**WRITTEN INSTRUCTION**
Every record below should be printed exactly as it appears.

※ ※ ※

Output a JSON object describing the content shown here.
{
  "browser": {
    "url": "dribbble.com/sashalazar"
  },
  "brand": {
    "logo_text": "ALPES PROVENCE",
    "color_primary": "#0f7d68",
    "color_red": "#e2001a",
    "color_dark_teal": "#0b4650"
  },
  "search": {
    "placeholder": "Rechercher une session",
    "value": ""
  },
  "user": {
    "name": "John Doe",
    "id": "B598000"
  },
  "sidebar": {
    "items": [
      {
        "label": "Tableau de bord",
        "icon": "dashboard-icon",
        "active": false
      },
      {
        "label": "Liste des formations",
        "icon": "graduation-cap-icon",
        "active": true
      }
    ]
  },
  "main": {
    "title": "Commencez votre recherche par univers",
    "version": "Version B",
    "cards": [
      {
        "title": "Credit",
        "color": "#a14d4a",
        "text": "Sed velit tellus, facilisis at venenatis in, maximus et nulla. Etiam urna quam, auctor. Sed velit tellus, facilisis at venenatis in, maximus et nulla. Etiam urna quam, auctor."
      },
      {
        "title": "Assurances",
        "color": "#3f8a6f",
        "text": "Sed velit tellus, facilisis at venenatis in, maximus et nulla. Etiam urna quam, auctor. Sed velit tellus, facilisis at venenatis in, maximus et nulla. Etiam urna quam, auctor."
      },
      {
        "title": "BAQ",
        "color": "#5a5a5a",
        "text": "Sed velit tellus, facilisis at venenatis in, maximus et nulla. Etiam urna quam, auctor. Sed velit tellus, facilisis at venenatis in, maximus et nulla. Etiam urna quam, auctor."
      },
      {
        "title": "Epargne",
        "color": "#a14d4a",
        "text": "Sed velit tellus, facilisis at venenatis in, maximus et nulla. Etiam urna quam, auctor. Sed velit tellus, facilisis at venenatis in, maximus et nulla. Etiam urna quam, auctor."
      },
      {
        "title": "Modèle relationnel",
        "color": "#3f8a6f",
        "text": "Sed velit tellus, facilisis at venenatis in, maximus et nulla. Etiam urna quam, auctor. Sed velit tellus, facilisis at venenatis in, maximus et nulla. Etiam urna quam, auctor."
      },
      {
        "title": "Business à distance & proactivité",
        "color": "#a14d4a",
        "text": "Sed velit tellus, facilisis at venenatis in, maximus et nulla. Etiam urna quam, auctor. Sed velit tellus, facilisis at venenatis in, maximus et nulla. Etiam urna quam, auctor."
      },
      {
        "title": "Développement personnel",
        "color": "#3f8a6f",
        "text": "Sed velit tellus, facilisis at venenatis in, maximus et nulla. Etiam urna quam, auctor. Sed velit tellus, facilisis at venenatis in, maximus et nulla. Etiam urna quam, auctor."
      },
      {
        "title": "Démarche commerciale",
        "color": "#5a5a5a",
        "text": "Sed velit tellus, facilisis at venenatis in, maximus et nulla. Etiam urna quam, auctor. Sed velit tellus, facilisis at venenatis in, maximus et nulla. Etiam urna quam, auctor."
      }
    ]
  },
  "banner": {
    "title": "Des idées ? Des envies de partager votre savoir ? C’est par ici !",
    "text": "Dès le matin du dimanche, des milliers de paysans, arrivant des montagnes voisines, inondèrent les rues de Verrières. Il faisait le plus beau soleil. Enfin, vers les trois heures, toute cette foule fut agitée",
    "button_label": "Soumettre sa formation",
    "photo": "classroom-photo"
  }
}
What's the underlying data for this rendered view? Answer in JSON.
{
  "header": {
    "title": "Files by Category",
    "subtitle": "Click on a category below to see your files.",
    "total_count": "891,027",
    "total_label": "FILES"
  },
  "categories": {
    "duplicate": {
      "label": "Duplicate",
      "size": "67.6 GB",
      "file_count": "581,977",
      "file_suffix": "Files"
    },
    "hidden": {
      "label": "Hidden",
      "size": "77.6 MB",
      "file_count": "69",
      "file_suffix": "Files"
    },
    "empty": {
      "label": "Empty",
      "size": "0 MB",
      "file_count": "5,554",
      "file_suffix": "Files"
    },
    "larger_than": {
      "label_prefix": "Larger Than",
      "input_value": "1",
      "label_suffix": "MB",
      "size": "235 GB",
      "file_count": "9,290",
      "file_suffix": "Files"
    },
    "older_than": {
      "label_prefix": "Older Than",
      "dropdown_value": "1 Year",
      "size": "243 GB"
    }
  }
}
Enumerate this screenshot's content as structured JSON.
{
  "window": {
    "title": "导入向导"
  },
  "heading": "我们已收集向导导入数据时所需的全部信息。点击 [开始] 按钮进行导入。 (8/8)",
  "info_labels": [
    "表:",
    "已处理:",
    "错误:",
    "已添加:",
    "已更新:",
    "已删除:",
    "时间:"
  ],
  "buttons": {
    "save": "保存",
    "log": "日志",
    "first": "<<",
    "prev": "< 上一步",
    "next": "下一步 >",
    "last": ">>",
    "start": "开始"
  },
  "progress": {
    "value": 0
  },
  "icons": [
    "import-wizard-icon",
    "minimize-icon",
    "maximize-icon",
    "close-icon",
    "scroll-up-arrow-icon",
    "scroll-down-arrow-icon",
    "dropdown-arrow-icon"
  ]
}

※ ※ ※

**EXPECTED ANSWER**
Output a JSON object describing the content shown here.
{
  "browser": {
    "url": "dribbble.com/sashalazar"
  },
  "brand": {
    "logo_text": "ALPES PROVENCE",
    "color_primary": "#0f7d68",
    "color_red": "#e2001a",
    "color_dark_teal": "#0b4650"
  },
  "search": {
    "placeholder": "Rechercher une session",
    "value": ""
  },
  "user": {
    "name": "John Doe",
    "id": "B598000"
  },
  "sidebar": {
    "items": [
      {
        "label": "Tableau de bord",
        "icon": "dashboard-icon",
        "active": false
      },
      {
        "label": "Liste des formations",
        "icon": "graduation-cap-icon",
        "active": true
      }
    ]
  },
  "main": {
    "title": "Commencez votre recherche par univers",
    "version": "Version B",
    "cards": [
      {
        "title": "Credit",
        "color": "#a14d4a",
        "text": "Sed velit tellus, facilisis at venenatis in, maximus et nulla. Etiam urna quam, auctor. Sed velit tellus, facilisis at venenatis in, maximus et nulla. Etiam urna quam, auctor."
      },
      {
        "title": "Assurances",
        "color": "#3f8a6f",
        "text": "Sed velit tellus, facilisis at venenatis in, maximus et nulla. Etiam urna quam, auctor. Sed velit tellus, facilisis at venenatis in, maximus et nulla. Etiam urna quam, auctor."
      },
      {
        "title": "BAQ",
        "color": "#5a5a5a",
        "text": "Sed velit tellus, facilisis at venenatis in, maximus et nulla. Etiam urna quam, auctor. Sed velit tellus, facilisis at venenatis in, maximus et nulla. Etiam urna quam, auctor."
      },
      {
        "title": "Epargne",
        "color": "#a14d4a",
        "text": "Sed velit tellus, facilisis at venenatis in, maximus et nulla. Etiam urna quam, auctor. Sed velit tellus, facilisis at venenatis in, maximus et nulla. Etiam urna quam, auctor."
      },
      {
        "title": "Modèle relationnel",
        "color": "#3f8a6f",
        "text": "Sed velit tellus, facilisis at venenatis in, maximus et nulla. Etiam urna quam, auctor. Sed velit tellus, facilisis at venenatis in, maximus et nulla. Etiam urna quam, auctor."
      },
      {
        "title": "Business à distance & proactivité",
        "color": "#a14d4a",
        "text": "Sed velit tellus, facilisis at venenatis in, maximus et nulla. Etiam urna quam, auctor. Sed velit tellus, facilisis at venenatis in, maximus et nulla. Etiam urna quam, auctor."
      },
      {
        "title": "Développement personnel",
        "color": "#3f8a6f",
        "text": "Sed velit tellus, facilisis at venenatis in, maximus et nulla. Etiam urna quam, auctor. Sed velit tellus, facilisis at venenatis in, maximus et nulla. Etiam urna quam, auctor."
      },
      {
        "title": "Démarche commerciale",
        "color": "#5a5a5a",
        "text": "Sed velit tellus, facilisis at venenatis in, maximus et nulla. Etiam urna quam, auctor. Sed velit tellus, facilisis at venenatis in, maximus et nulla. Etiam urna quam, auctor."
      }
    ]
  },
  "banner": {
    "title": "Des idées ? Des envies de partager votre savoir ? C’est par ici !",
    "text": "Dès le matin du dimanche, des milliers de paysans, arrivant des montagnes voisines, inondèrent les rues de Verrières. Il faisait le plus beau soleil. Enfin, vers les trois heures, toute cette foule fut agitée",
    "button_label": "Soumettre sa formation",
    "photo": "classroom-photo"
  }
}
What's the underlying data for this rendered view? Answer in JSON.
{
  "header": {
    "title": "Files by Category",
    "subtitle": "Click on a category below to see your files.",
    "total_count": "891,027",
    "total_label": "FILES"
  },
  "categories": {
    "duplicate": {
      "label": "Duplicate",
      "size": "67.6 GB",
      "file_count": "581,977",
      "file_suffix": "Files"
    },
    "hidden": {
      "label": "Hidden",
      "size": "77.6 MB",
      "file_count": "69",
      "file_suffix": "Files"
    },
    "empty": {
      "label": "Empty",
      "size": "0 MB",
      "file_count": "5,554",
      "file_suffix": "Files"
    },
    "larger_than": {
      "label_prefix": "Larger Than",
      "input_value": "1",
      "label_suffix": "MB",
      "size": "235 GB",
      "file_count": "9,290",
      "file_suffix": "Files"
    },
    "older_than": {
      "label_prefix": "Older Than",
      "dropdown_value": "1 Year",
      "size": "243 GB"
    }
  }
}
Enumerate this screenshot's content as structured JSON.
{
  "window": {
    "title": "导入向导"
  },
  "heading": "我们已收集向导导入数据时所需的全部信息。点击 [开始] 按钮进行导入。 (8/8)",
  "info_labels": [
    "表:",
    "已处理:",
    "错误:",
    "已添加:",
    "已更新:",
    "已删除:",
    "时间:"
  ],
  "buttons": {
    "save": "保存",
    "log": "日志",
    "first": "<<",
    "prev": "< 上一步",
    "next": "下一步 >",
    "last": ">>",
    "start": "开始"
  },
  "progress": {
    "value": 0
  },
  "icons": [
    "import-wizard-icon",
    "minimize-icon",
    "maximize-icon",
    "close-icon",
    "scroll-up-arrow-icon",
    "scroll-down-arrow-icon",
    "dropdown-arrow-icon"
  ]
}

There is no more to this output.